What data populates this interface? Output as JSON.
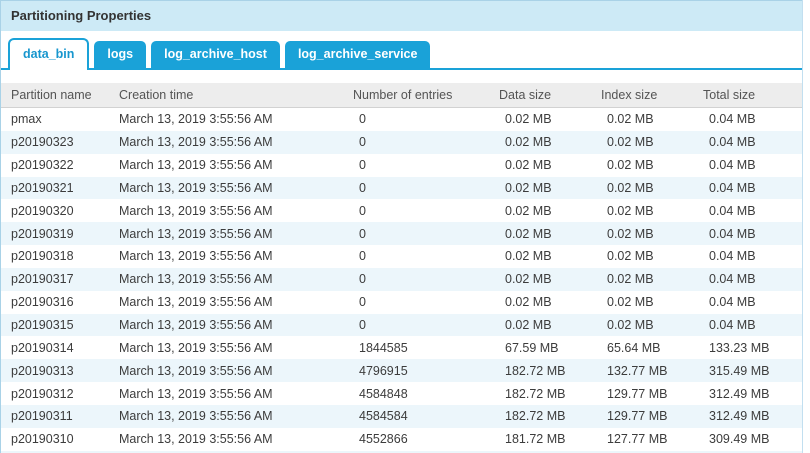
◆ ◆ ◆ ◆
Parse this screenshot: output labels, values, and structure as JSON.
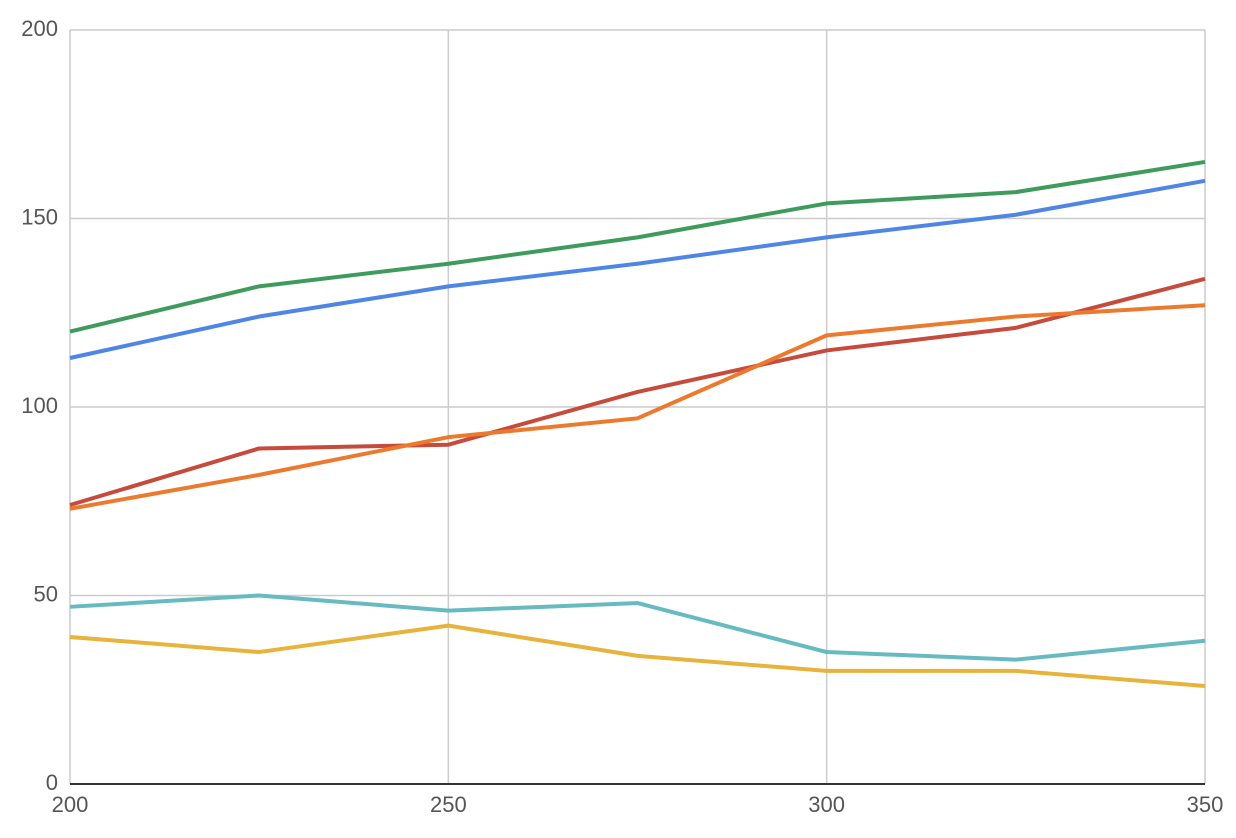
◆ ◆ ◆ ◆
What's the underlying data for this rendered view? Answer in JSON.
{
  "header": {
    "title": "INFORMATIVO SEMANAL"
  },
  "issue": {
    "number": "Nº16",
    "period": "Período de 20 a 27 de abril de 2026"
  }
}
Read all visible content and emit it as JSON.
◆ ◆ ◆ ◆
__Stated exercise__
Your task is to quote exactly the lines beginning with the one that contains "What's the underlying" and ending with the one that contains "Read all visible content and emit it as JSON.", with nothing left out or added.

__Solution to the exercise__
What's the underlying data for this rendered view? Answer in JSON.
{
  "header": {
    "title": "INFORMATIVO SEMANAL"
  },
  "issue": {
    "number": "Nº16",
    "period": "Período de 20 a 27 de abril de 2026"
  }
}
Read all visible content and emit it as JSON.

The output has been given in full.